**Aim:** Copy each line in the data that includes the word "Bakit".

>> START Records for this exercise

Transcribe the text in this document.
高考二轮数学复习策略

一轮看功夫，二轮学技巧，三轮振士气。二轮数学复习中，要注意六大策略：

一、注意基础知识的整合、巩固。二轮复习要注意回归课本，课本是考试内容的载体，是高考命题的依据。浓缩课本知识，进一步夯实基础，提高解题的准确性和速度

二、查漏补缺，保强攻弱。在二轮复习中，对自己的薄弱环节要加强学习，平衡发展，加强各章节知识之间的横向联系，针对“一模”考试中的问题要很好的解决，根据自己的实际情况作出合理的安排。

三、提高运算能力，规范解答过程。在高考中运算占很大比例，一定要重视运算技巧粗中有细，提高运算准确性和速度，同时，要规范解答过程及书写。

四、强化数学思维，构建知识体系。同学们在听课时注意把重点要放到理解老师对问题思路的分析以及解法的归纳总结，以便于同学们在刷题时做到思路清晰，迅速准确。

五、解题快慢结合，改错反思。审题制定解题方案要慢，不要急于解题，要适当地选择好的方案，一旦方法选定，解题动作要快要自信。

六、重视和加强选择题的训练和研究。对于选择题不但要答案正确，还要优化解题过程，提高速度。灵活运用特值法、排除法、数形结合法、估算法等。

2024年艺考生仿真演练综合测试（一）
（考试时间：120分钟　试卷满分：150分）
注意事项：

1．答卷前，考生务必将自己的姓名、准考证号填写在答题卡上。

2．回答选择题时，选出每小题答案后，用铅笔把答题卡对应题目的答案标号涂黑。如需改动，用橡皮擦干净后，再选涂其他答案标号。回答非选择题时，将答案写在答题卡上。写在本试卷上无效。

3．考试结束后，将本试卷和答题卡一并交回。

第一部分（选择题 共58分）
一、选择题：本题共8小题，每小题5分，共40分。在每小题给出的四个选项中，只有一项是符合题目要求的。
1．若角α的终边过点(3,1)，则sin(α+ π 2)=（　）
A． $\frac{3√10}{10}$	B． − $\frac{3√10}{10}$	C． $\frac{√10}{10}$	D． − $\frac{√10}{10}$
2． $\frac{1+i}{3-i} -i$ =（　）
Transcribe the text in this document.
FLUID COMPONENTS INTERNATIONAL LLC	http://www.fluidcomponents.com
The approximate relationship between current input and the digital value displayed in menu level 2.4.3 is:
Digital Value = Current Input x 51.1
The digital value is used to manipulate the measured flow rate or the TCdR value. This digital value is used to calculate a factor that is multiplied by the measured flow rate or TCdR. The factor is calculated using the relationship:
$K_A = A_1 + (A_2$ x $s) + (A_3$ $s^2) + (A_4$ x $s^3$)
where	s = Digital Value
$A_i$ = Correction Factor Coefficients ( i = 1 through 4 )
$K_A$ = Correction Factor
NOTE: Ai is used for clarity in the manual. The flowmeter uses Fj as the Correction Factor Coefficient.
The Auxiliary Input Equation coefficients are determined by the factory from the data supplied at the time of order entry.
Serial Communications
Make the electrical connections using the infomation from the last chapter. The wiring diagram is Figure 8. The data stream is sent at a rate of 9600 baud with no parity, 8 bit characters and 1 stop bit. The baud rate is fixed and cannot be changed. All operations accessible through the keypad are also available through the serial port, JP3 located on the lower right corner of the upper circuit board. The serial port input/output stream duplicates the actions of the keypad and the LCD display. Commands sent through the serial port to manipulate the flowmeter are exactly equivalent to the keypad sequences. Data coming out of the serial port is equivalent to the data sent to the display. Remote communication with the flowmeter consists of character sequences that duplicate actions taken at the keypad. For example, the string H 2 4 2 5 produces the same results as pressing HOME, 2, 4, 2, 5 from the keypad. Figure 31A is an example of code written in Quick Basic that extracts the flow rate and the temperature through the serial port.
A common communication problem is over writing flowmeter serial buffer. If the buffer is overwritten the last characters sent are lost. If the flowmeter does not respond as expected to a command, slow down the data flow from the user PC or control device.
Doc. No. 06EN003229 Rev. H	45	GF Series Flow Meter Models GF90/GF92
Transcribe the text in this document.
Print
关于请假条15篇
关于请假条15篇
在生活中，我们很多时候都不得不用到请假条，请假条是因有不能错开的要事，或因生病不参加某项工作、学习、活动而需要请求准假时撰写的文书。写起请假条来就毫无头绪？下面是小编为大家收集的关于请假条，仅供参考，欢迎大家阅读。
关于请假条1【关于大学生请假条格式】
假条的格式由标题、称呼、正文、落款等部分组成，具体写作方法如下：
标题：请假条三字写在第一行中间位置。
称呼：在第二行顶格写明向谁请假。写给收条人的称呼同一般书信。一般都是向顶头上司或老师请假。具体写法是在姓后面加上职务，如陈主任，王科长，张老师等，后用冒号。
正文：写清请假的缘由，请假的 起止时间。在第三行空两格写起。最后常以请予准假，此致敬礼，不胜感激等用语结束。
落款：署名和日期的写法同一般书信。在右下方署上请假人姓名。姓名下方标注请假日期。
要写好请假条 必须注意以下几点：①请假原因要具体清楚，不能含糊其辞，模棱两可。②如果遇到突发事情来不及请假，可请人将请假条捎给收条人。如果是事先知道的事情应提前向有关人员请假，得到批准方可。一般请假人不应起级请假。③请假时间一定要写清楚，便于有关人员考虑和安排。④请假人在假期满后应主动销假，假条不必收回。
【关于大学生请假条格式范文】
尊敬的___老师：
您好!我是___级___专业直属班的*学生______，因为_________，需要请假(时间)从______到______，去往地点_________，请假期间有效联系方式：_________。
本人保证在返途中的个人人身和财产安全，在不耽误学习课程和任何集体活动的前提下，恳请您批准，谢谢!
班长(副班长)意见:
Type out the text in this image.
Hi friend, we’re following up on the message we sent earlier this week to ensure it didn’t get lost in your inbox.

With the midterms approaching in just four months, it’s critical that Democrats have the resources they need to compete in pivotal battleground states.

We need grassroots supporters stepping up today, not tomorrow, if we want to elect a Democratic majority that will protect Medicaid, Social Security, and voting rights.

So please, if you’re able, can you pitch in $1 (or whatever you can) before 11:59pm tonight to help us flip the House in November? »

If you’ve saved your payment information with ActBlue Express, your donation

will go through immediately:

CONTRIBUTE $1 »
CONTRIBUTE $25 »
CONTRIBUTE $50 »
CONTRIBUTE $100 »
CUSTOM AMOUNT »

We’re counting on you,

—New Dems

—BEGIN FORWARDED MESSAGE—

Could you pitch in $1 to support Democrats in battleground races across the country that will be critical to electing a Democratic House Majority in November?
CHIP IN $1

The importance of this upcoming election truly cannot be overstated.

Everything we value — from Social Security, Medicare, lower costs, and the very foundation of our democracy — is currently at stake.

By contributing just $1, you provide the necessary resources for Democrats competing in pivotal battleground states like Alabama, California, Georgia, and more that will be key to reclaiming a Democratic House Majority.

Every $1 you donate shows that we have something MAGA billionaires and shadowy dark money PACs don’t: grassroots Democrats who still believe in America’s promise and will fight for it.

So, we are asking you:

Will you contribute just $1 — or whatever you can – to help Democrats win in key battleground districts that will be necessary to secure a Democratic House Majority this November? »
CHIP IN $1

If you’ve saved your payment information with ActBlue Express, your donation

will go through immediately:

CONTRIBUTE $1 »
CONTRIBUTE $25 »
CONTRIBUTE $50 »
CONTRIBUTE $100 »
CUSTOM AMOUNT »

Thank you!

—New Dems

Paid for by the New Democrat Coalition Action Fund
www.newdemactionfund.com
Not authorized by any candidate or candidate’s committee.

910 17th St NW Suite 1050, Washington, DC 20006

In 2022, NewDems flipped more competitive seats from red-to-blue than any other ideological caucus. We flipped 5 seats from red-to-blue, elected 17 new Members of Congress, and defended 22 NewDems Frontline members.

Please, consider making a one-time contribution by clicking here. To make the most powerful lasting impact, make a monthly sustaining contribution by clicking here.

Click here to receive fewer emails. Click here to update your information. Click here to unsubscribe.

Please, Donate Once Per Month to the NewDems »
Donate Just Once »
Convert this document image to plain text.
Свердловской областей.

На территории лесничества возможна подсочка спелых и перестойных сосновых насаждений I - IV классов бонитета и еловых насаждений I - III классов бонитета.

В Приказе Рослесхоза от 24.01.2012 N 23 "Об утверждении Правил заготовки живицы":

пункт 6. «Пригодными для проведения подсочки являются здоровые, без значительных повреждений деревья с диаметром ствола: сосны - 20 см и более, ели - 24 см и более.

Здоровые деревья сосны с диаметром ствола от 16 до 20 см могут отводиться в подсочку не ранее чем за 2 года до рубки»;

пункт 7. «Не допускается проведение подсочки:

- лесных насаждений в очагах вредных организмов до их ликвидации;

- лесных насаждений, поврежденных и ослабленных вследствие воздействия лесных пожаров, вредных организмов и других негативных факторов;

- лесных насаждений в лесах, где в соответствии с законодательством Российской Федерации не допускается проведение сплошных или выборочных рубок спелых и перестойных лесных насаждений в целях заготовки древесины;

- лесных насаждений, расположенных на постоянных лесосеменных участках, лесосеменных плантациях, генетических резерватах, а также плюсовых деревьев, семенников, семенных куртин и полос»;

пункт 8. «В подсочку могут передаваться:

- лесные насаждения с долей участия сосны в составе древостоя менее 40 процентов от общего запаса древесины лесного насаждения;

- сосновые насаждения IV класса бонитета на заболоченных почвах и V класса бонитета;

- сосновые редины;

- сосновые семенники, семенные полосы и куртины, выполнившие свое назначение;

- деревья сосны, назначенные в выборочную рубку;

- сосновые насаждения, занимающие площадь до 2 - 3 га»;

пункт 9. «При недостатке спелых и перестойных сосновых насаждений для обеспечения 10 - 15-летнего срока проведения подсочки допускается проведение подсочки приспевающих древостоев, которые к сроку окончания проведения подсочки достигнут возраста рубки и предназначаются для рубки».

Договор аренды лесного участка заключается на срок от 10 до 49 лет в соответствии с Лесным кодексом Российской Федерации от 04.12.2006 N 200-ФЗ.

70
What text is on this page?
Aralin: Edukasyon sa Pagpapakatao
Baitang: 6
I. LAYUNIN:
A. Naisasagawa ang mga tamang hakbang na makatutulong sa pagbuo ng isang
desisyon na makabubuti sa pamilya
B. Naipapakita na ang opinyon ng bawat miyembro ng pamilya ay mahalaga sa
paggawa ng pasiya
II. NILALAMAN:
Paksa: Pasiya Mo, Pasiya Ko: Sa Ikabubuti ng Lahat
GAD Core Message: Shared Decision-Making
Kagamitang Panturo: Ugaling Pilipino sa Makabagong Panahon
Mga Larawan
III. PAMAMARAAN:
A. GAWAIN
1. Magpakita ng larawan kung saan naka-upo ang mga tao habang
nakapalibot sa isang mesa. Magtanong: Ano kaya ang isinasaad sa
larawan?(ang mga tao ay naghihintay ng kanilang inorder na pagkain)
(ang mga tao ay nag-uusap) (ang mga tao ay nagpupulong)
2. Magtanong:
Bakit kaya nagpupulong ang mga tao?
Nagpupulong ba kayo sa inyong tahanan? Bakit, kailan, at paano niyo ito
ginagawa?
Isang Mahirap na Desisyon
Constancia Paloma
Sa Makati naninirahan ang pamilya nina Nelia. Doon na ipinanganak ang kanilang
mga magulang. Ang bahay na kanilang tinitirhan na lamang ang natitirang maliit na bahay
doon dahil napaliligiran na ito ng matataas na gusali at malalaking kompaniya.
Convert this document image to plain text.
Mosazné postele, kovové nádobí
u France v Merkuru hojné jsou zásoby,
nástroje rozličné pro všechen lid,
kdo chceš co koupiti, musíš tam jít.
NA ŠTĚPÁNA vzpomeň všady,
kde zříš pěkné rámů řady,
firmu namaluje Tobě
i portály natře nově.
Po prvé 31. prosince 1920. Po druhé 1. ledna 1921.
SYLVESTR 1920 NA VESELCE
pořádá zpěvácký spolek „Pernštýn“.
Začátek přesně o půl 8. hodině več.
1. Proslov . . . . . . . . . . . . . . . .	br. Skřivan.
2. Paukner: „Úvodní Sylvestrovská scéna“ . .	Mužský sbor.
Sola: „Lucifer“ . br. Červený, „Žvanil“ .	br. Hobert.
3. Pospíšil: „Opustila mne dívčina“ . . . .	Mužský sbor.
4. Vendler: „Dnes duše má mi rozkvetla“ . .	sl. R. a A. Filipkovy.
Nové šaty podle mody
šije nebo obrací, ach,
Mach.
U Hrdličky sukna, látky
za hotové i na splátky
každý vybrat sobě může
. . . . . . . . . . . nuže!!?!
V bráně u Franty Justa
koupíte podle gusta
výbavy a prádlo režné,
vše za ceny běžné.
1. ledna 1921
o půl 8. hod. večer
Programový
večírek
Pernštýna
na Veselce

>> END Records for this exercise

**Final result:**
Bakit kaya nagpupulong ang mga tao?
Nagpupulong ba kayo sa inyong tahanan? Bakit, kailan, at paano niyo ito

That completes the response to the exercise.